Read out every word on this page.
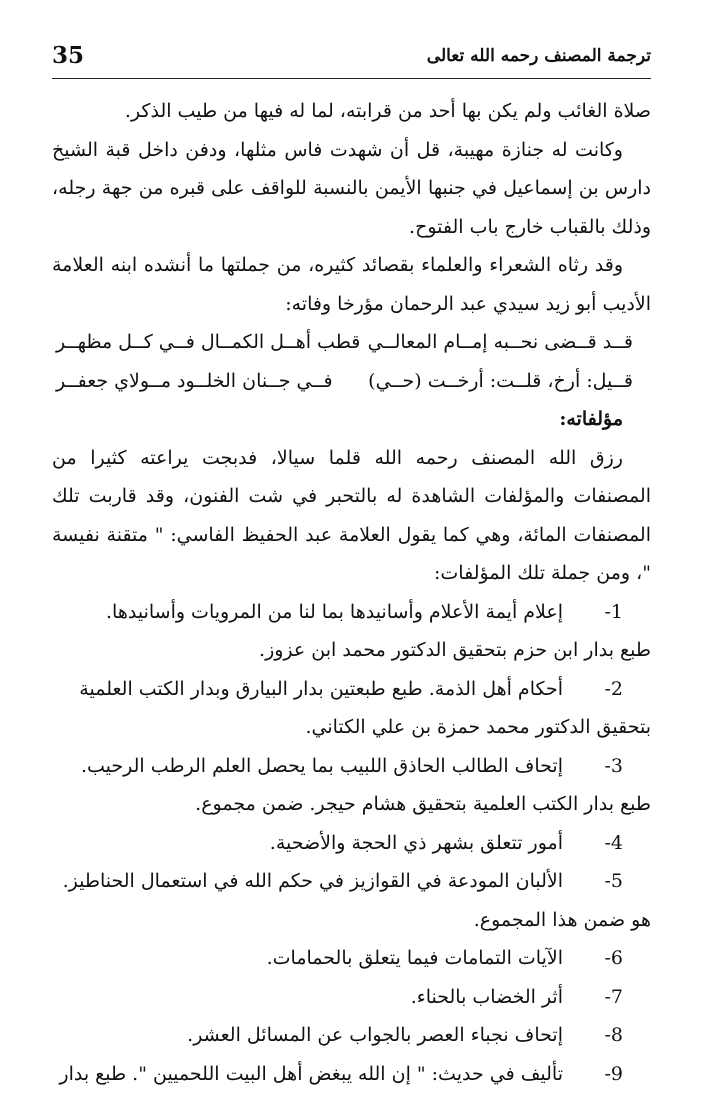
35	ترجمة المصنف رحمه الله تعالى

صلاة الغائب ولم يكن بها أحد من قرابته، لما له فيها من طيب الذكر.

وكانت له جنازة مهيبة، قل أن شهدت فاس مثلها، ودفن داخل قبة الشيخ دارس بن إسماعيل في جنبها الأيمن بالنسبة للواقف على قبره من جهة رجله، وذلك بالقباب خارج باب الفتوح.

وقد رثاه الشعراء والعلماء بقصائد كثيره، من جملتها ما أنشده ابنه العلامة الأديب أبو زيد سيدي عبد الرحمان مؤرخا وفاته:

قــد قــضى نحــبه إمــام المعالــي
قطب أهــل الكمــال فــي كــل مظهــر
قــيل: أرخ، قلــت: أرخــت (حــي)
فــي جــنان الخلــود مــولاي جعفــر

مؤلفاته:

رزق الله المصنف رحمه الله قلما سيالا، فدبجت يراعته كثيرا من المصنفات والمؤلفات الشاهدة له بالتحبر في شت الفنون، وقد قاربت تلك المصنفات المائة، وهي كما يقول العلامة عبد الحفيظ الفاسي: " متقنة نفيسة "، ومن جملة تلك المؤلفات:

-1
إعلام أيمة الأعلام وأسانيدها بما لنا من المرويات وأسانيدها.

طبع بدار ابن حزم بتحقيق الدكتور محمد ابن عزوز.

-2
أحكام أهل الذمة. طبع طبعتين بدار البيارق وبدار الكتب العلمية

بتحقيق الدكتور محمد حمزة بن علي الكتاني.

-3
إتحاف الطالب الحاذق اللبيب بما يحصل العلم الرطب الرحيب.

طبع بدار الكتب العلمية بتحقيق هشام حيجر. ضمن مجموع.

-4
أمور تتعلق بشهر ذي الحجة والأضحية.
-5
الألبان المودعة في القوازيز في حكم الله في استعمال الحناطيز.

هو ضمن هذا المجموع.

-6
الآيات التمامات فيما يتعلق بالحمامات.
-7
أثر الخضاب بالحناء.
-8
إتحاف نجباء العصر بالجواب عن المسائل العشر.
-9
تأليف في حديث: " إن الله يبغض أهل البيت اللحميين ". طبع بدار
*****
All the records need to be repeated exactly, with the images dropped.

Read out every word on this page.
35	ترجمة المصنف رحمه الله تعالى

صلاة الغائب ولم يكن بها أحد من قرابته، لما له فيها من طيب الذكر.

وكانت له جنازة مهيبة، قل أن شهدت فاس مثلها، ودفن داخل قبة الشيخ دارس بن إسماعيل في جنبها الأيمن بالنسبة للواقف على قبره من جهة رجله، وذلك بالقباب خارج باب الفتوح.

وقد رثاه الشعراء والعلماء بقصائد كثيره، من جملتها ما أنشده ابنه العلامة الأديب أبو زيد سيدي عبد الرحمان مؤرخا وفاته:

قــد قــضى نحــبه إمــام المعالــي
قطب أهــل الكمــال فــي كــل مظهــر
قــيل: أرخ، قلــت: أرخــت (حــي)
فــي جــنان الخلــود مــولاي جعفــر

مؤلفاته:

رزق الله المصنف رحمه الله قلما سيالا، فدبجت يراعته كثيرا من المصنفات والمؤلفات الشاهدة له بالتحبر في شت الفنون، وقد قاربت تلك المصنفات المائة، وهي كما يقول العلامة عبد الحفيظ الفاسي: " متقنة نفيسة "، ومن جملة تلك المؤلفات:

-1
إعلام أيمة الأعلام وأسانيدها بما لنا من المرويات وأسانيدها.

طبع بدار ابن حزم بتحقيق الدكتور محمد ابن عزوز.

-2
أحكام أهل الذمة. طبع طبعتين بدار البيارق وبدار الكتب العلمية

بتحقيق الدكتور محمد حمزة بن علي الكتاني.

-3
إتحاف الطالب الحاذق اللبيب بما يحصل العلم الرطب الرحيب.

طبع بدار الكتب العلمية بتحقيق هشام حيجر. ضمن مجموع.

-4
أمور تتعلق بشهر ذي الحجة والأضحية.
-5
الألبان المودعة في القوازيز في حكم الله في استعمال الحناطيز.

هو ضمن هذا المجموع.

-6
الآيات التمامات فيما يتعلق بالحمامات.
-7
أثر الخضاب بالحناء.
-8
إتحاف نجباء العصر بالجواب عن المسائل العشر.
-9
تأليف في حديث: " إن الله يبغض أهل البيت اللحميين ". طبع بدار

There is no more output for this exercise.